--- ENTRIES SHOWN ---

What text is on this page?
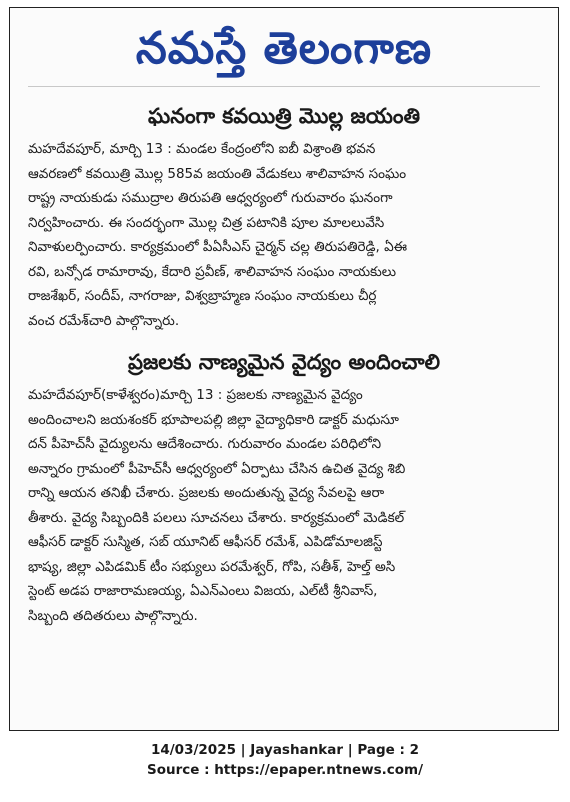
నమస్తే తెలంగాణ
ఘనంగా కవయిత్రి మొల్ల జయంతి
మహదేవపూర్, మార్చి 13 : మండల కేంద్రంలోని ఐబీ విశ్రాంతి భవన
ఆవరణలో కవయిత్రి మొల్ల 585వ జయంతి వేడుకలు శాలివాహన సంఘం
రాష్ట్ర నాయకుడు సముద్రాల తిరుపతి ఆధ్వర్యంలో గురువారం ఘనంగా
నిర్వహించారు. ఈ సందర్భంగా మొల్ల చిత్ర పటానికి పూల మాలలువేసి
నివాళులర్పించారు. కార్యక్రమంలో పీఏసీఎస్ చైర్మన్ చల్ల తిరుపతిరెడ్డి, ఏఈ
రవి, బన్సోడ రామారావు, కేదారి ప్రవీణ్, శాలివాహన సంఘం నాయకులు
రాజశేఖర్, సందీప్, నాగరాజు, విశ్వబ్రాహ్మణ సంఘం నాయకులు చీర్ల
వంచ రమేశ్‌చారి పాల్గొన్నారు.
ప్రజలకు నాణ్యమైన వైద్యం అందించాలి
మహదేవపూర్(కాళేశ్వరం)మార్చి 13 : ప్రజలకు నాణ్యమైన వైద్యం
అందించాలని జయశంకర్ భూపాలపల్లి జిల్లా వైద్యాధికారి డాక్టర్ మధుసూ
దన్ పీహెచ్‌సీ వైద్యులను ఆదేశించారు. గురువారం మండల పరిధిలోని
అన్నారం గ్రామంలో పీహెచ్‌సీ ఆధ్వర్యంలో ఏర్పాటు చేసిన ఉచిత వైద్య శిబి
రాన్ని ఆయన తనిఖీ చేశారు. ప్రజలకు అందుతున్న వైద్య సేవలపై ఆరా
తీశారు. వైద్య సిబ్బందికి పలలు సూచనలు చేశారు. కార్యక్రమంలో మెడికల్
ఆఫీసర్ డాక్టర్ సుస్మిత, సబ్ యూనిట్ ఆఫీసర్ రమేశ్, ఎపిడోమాలజిస్ట్
భాష్య, జిల్లా ఎపిడమిక్ టీం సభ్యులు పరమేశ్వర్, గోపి, సతీశ్, హెల్త్ అసి
స్టెంట్ అడప రాజారామణయ్య, ఏఎన్‌ఎంలు విజయ, ఎల్‌టీ శ్రీనివాస్,
సిబ్బంది తదితరులు పాల్గొన్నారు.
14/03/2025 | Jayashankar | Page : 2
Source : https://epaper.ntnews.com/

---

◆ **WHAT THIS TASK INVOLVES**
Every entry above should be duplicated exactly. Do not include the images.

◆ **FULL OUTPUT**
What text is on this page?
నమస్తే తెలంగాణ
ఘనంగా కవయిత్రి మొల్ల జయంతి
మహదేవపూర్, మార్చి 13 : మండల కేంద్రంలోని ఐబీ విశ్రాంతి భవన
ఆవరణలో కవయిత్రి మొల్ల 585వ జయంతి వేడుకలు శాలివాహన సంఘం
రాష్ట్ర నాయకుడు సముద్రాల తిరుపతి ఆధ్వర్యంలో గురువారం ఘనంగా
నిర్వహించారు. ఈ సందర్భంగా మొల్ల చిత్ర పటానికి పూల మాలలువేసి
నివాళులర్పించారు. కార్యక్రమంలో పీఏసీఎస్ చైర్మన్ చల్ల తిరుపతిరెడ్డి, ఏఈ
రవి, బన్సోడ రామారావు, కేదారి ప్రవీణ్, శాలివాహన సంఘం నాయకులు
రాజశేఖర్, సందీప్, నాగరాజు, విశ్వబ్రాహ్మణ సంఘం నాయకులు చీర్ల
వంచ రమేశ్‌చారి పాల్గొన్నారు.
ప్రజలకు నాణ్యమైన వైద్యం అందించాలి
మహదేవపూర్(కాళేశ్వరం)మార్చి 13 : ప్రజలకు నాణ్యమైన వైద్యం
అందించాలని జయశంకర్ భూపాలపల్లి జిల్లా వైద్యాధికారి డాక్టర్ మధుసూ
దన్ పీహెచ్‌సీ వైద్యులను ఆదేశించారు. గురువారం మండల పరిధిలోని
అన్నారం గ్రామంలో పీహెచ్‌సీ ఆధ్వర్యంలో ఏర్పాటు చేసిన ఉచిత వైద్య శిబి
రాన్ని ఆయన తనిఖీ చేశారు. ప్రజలకు అందుతున్న వైద్య సేవలపై ఆరా
తీశారు. వైద్య సిబ్బందికి పలలు సూచనలు చేశారు. కార్యక్రమంలో మెడికల్
ఆఫీసర్ డాక్టర్ సుస్మిత, సబ్ యూనిట్ ఆఫీసర్ రమేశ్, ఎపిడోమాలజిస్ట్
భాష్య, జిల్లా ఎపిడమిక్ టీం సభ్యులు పరమేశ్వర్, గోపి, సతీశ్, హెల్త్ అసి
స్టెంట్ అడప రాజారామణయ్య, ఏఎన్‌ఎంలు విజయ, ఎల్‌టీ శ్రీనివాస్,
సిబ్బంది తదితరులు పాల్గొన్నారు.
14/03/2025 | Jayashankar | Page : 2
Source : https://epaper.ntnews.com/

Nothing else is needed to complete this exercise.